- [WORK INSTRUCTIONS]:
Transcribe the records below exactly as they appear.

%%

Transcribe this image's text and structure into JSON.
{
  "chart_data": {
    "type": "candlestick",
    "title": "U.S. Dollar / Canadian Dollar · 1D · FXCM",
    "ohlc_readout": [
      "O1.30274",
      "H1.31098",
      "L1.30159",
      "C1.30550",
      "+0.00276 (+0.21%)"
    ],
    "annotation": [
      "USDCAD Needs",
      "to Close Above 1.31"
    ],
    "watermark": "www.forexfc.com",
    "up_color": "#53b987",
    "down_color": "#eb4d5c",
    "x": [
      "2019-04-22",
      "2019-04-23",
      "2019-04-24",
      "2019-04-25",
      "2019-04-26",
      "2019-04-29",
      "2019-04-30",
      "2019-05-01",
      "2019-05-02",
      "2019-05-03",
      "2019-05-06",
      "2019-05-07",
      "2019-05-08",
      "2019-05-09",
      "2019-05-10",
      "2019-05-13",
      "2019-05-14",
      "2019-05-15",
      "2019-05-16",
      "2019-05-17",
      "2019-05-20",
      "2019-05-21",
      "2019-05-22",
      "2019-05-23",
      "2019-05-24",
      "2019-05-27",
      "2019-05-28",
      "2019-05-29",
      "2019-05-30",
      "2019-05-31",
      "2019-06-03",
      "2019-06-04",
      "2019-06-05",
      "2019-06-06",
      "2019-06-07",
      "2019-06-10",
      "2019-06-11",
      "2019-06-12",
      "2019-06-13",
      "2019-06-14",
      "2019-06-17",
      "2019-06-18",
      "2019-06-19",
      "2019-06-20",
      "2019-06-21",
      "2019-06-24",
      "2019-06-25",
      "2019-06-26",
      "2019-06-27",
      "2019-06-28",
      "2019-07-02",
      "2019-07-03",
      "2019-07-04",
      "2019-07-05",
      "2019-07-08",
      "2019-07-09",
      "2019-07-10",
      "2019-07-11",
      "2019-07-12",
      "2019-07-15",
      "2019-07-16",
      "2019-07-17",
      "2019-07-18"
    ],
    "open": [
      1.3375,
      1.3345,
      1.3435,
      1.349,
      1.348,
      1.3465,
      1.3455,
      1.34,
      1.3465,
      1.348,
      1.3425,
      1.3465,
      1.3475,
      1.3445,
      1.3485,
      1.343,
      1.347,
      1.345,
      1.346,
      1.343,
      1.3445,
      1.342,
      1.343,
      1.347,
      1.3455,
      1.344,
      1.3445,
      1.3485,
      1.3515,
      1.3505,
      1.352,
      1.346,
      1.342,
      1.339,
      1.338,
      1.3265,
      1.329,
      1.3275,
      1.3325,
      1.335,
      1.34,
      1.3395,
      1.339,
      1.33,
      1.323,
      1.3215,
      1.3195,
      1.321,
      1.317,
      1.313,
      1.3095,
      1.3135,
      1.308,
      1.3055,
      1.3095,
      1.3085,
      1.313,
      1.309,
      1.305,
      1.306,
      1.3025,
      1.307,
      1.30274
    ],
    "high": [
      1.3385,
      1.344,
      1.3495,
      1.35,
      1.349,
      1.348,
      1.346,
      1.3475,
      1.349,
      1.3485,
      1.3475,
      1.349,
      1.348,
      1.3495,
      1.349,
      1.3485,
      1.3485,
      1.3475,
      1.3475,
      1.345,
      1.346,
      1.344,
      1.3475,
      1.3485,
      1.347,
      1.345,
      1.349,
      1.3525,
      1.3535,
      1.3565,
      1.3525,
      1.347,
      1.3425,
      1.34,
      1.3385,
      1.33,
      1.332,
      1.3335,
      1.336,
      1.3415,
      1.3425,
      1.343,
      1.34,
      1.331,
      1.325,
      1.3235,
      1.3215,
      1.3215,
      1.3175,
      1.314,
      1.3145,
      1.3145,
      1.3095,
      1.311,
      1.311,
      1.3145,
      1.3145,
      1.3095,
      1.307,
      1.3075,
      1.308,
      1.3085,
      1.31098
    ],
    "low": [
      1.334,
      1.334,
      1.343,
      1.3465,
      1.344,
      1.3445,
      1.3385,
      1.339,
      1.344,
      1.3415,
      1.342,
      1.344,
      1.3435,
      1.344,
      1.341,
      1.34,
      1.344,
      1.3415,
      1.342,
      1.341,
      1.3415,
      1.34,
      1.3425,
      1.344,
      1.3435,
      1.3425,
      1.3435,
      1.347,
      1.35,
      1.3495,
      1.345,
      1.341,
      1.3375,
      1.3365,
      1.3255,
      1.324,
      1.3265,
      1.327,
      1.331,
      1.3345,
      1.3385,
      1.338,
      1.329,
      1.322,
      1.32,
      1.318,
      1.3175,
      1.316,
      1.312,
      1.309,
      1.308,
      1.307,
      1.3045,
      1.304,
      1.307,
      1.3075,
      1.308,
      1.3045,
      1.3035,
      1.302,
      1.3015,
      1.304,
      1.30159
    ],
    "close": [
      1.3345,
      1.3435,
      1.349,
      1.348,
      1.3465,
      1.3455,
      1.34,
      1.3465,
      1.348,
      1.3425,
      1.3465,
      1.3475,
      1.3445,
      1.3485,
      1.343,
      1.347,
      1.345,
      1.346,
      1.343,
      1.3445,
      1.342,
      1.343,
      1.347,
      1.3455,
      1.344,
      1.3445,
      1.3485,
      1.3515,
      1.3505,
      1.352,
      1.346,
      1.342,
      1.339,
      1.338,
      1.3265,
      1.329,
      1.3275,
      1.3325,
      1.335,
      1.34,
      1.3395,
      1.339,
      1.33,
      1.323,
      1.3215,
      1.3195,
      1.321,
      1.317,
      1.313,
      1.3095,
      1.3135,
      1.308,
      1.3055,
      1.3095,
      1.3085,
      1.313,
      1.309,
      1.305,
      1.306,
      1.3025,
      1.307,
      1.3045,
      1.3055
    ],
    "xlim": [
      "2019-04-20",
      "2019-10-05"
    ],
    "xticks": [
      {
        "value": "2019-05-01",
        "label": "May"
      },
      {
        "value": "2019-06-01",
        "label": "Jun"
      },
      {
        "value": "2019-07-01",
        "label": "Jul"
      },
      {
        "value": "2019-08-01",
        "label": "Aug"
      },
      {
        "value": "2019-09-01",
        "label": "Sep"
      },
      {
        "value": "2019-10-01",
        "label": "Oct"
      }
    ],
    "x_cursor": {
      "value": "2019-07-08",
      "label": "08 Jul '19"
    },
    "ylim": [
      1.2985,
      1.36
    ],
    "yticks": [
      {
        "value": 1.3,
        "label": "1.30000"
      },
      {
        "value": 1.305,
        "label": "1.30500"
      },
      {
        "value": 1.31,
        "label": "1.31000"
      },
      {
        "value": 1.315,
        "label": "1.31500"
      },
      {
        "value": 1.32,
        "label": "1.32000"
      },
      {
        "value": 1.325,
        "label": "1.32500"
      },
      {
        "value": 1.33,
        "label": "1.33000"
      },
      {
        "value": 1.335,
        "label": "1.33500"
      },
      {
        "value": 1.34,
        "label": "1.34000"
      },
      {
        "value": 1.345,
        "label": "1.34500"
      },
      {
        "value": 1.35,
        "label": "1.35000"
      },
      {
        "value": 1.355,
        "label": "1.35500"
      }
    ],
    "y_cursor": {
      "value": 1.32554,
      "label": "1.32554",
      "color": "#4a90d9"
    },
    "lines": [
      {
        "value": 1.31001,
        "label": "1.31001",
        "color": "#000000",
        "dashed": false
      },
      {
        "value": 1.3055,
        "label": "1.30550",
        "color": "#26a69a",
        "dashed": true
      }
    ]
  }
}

%%

- [PROBLEM SOLUTION]:
Transcribe this image's text and structure into JSON.
{
  "chart_data": {
    "type": "candlestick",
    "title": "U.S. Dollar / Canadian Dollar · 1D · FXCM",
    "ohlc_readout": [
      "O1.30274",
      "H1.31098",
      "L1.30159",
      "C1.30550",
      "+0.00276 (+0.21%)"
    ],
    "annotation": [
      "USDCAD Needs",
      "to Close Above 1.31"
    ],
    "watermark": "www.forexfc.com",
    "up_color": "#53b987",
    "down_color": "#eb4d5c",
    "x": [
      "2019-04-22",
      "2019-04-23",
      "2019-04-24",
      "2019-04-25",
      "2019-04-26",
      "2019-04-29",
      "2019-04-30",
      "2019-05-01",
      "2019-05-02",
      "2019-05-03",
      "2019-05-06",
      "2019-05-07",
      "2019-05-08",
      "2019-05-09",
      "2019-05-10",
      "2019-05-13",
      "2019-05-14",
      "2019-05-15",
      "2019-05-16",
      "2019-05-17",
      "2019-05-20",
      "2019-05-21",
      "2019-05-22",
      "2019-05-23",
      "2019-05-24",
      "2019-05-27",
      "2019-05-28",
      "2019-05-29",
      "2019-05-30",
      "2019-05-31",
      "2019-06-03",
      "2019-06-04",
      "2019-06-05",
      "2019-06-06",
      "2019-06-07",
      "2019-06-10",
      "2019-06-11",
      "2019-06-12",
      "2019-06-13",
      "2019-06-14",
      "2019-06-17",
      "2019-06-18",
      "2019-06-19",
      "2019-06-20",
      "2019-06-21",
      "2019-06-24",
      "2019-06-25",
      "2019-06-26",
      "2019-06-27",
      "2019-06-28",
      "2019-07-02",
      "2019-07-03",
      "2019-07-04",
      "2019-07-05",
      "2019-07-08",
      "2019-07-09",
      "2019-07-10",
      "2019-07-11",
      "2019-07-12",
      "2019-07-15",
      "2019-07-16",
      "2019-07-17",
      "2019-07-18"
    ],
    "open": [
      1.3375,
      1.3345,
      1.3435,
      1.349,
      1.348,
      1.3465,
      1.3455,
      1.34,
      1.3465,
      1.348,
      1.3425,
      1.3465,
      1.3475,
      1.3445,
      1.3485,
      1.343,
      1.347,
      1.345,
      1.346,
      1.343,
      1.3445,
      1.342,
      1.343,
      1.347,
      1.3455,
      1.344,
      1.3445,
      1.3485,
      1.3515,
      1.3505,
      1.352,
      1.346,
      1.342,
      1.339,
      1.338,
      1.3265,
      1.329,
      1.3275,
      1.3325,
      1.335,
      1.34,
      1.3395,
      1.339,
      1.33,
      1.323,
      1.3215,
      1.3195,
      1.321,
      1.317,
      1.313,
      1.3095,
      1.3135,
      1.308,
      1.3055,
      1.3095,
      1.3085,
      1.313,
      1.309,
      1.305,
      1.306,
      1.3025,
      1.307,
      1.30274
    ],
    "high": [
      1.3385,
      1.344,
      1.3495,
      1.35,
      1.349,
      1.348,
      1.346,
      1.3475,
      1.349,
      1.3485,
      1.3475,
      1.349,
      1.348,
      1.3495,
      1.349,
      1.3485,
      1.3485,
      1.3475,
      1.3475,
      1.345,
      1.346,
      1.344,
      1.3475,
      1.3485,
      1.347,
      1.345,
      1.349,
      1.3525,
      1.3535,
      1.3565,
      1.3525,
      1.347,
      1.3425,
      1.34,
      1.3385,
      1.33,
      1.332,
      1.3335,
      1.336,
      1.3415,
      1.3425,
      1.343,
      1.34,
      1.331,
      1.325,
      1.3235,
      1.3215,
      1.3215,
      1.3175,
      1.314,
      1.3145,
      1.3145,
      1.3095,
      1.311,
      1.311,
      1.3145,
      1.3145,
      1.3095,
      1.307,
      1.3075,
      1.308,
      1.3085,
      1.31098
    ],
    "low": [
      1.334,
      1.334,
      1.343,
      1.3465,
      1.344,
      1.3445,
      1.3385,
      1.339,
      1.344,
      1.3415,
      1.342,
      1.344,
      1.3435,
      1.344,
      1.341,
      1.34,
      1.344,
      1.3415,
      1.342,
      1.341,
      1.3415,
      1.34,
      1.3425,
      1.344,
      1.3435,
      1.3425,
      1.3435,
      1.347,
      1.35,
      1.3495,
      1.345,
      1.341,
      1.3375,
      1.3365,
      1.3255,
      1.324,
      1.3265,
      1.327,
      1.331,
      1.3345,
      1.3385,
      1.338,
      1.329,
      1.322,
      1.32,
      1.318,
      1.3175,
      1.316,
      1.312,
      1.309,
      1.308,
      1.307,
      1.3045,
      1.304,
      1.307,
      1.3075,
      1.308,
      1.3045,
      1.3035,
      1.302,
      1.3015,
      1.304,
      1.30159
    ],
    "close": [
      1.3345,
      1.3435,
      1.349,
      1.348,
      1.3465,
      1.3455,
      1.34,
      1.3465,
      1.348,
      1.3425,
      1.3465,
      1.3475,
      1.3445,
      1.3485,
      1.343,
      1.347,
      1.345,
      1.346,
      1.343,
      1.3445,
      1.342,
      1.343,
      1.347,
      1.3455,
      1.344,
      1.3445,
      1.3485,
      1.3515,
      1.3505,
      1.352,
      1.346,
      1.342,
      1.339,
      1.338,
      1.3265,
      1.329,
      1.3275,
      1.3325,
      1.335,
      1.34,
      1.3395,
      1.339,
      1.33,
      1.323,
      1.3215,
      1.3195,
      1.321,
      1.317,
      1.313,
      1.3095,
      1.3135,
      1.308,
      1.3055,
      1.3095,
      1.3085,
      1.313,
      1.309,
      1.305,
      1.306,
      1.3025,
      1.307,
      1.3045,
      1.3055
    ],
    "xlim": [
      "2019-04-20",
      "2019-10-05"
    ],
    "xticks": [
      {
        "value": "2019-05-01",
        "label": "May"
      },
      {
        "value": "2019-06-01",
        "label": "Jun"
      },
      {
        "value": "2019-07-01",
        "label": "Jul"
      },
      {
        "value": "2019-08-01",
        "label": "Aug"
      },
      {
        "value": "2019-09-01",
        "label": "Sep"
      },
      {
        "value": "2019-10-01",
        "label": "Oct"
      }
    ],
    "x_cursor": {
      "value": "2019-07-08",
      "label": "08 Jul '19"
    },
    "ylim": [
      1.2985,
      1.36
    ],
    "yticks": [
      {
        "value": 1.3,
        "label": "1.30000"
      },
      {
        "value": 1.305,
        "label": "1.30500"
      },
      {
        "value": 1.31,
        "label": "1.31000"
      },
      {
        "value": 1.315,
        "label": "1.31500"
      },
      {
        "value": 1.32,
        "label": "1.32000"
      },
      {
        "value": 1.325,
        "label": "1.32500"
      },
      {
        "value": 1.33,
        "label": "1.33000"
      },
      {
        "value": 1.335,
        "label": "1.33500"
      },
      {
        "value": 1.34,
        "label": "1.34000"
      },
      {
        "value": 1.345,
        "label": "1.34500"
      },
      {
        "value": 1.35,
        "label": "1.35000"
      },
      {
        "value": 1.355,
        "label": "1.35500"
      }
    ],
    "y_cursor": {
      "value": 1.32554,
      "label": "1.32554",
      "color": "#4a90d9"
    },
    "lines": [
      {
        "value": 1.31001,
        "label": "1.31001",
        "color": "#000000",
        "dashed": false
      },
      {
        "value": 1.3055,
        "label": "1.30550",
        "color": "#26a69a",
        "dashed": true
      }
    ]
  }
}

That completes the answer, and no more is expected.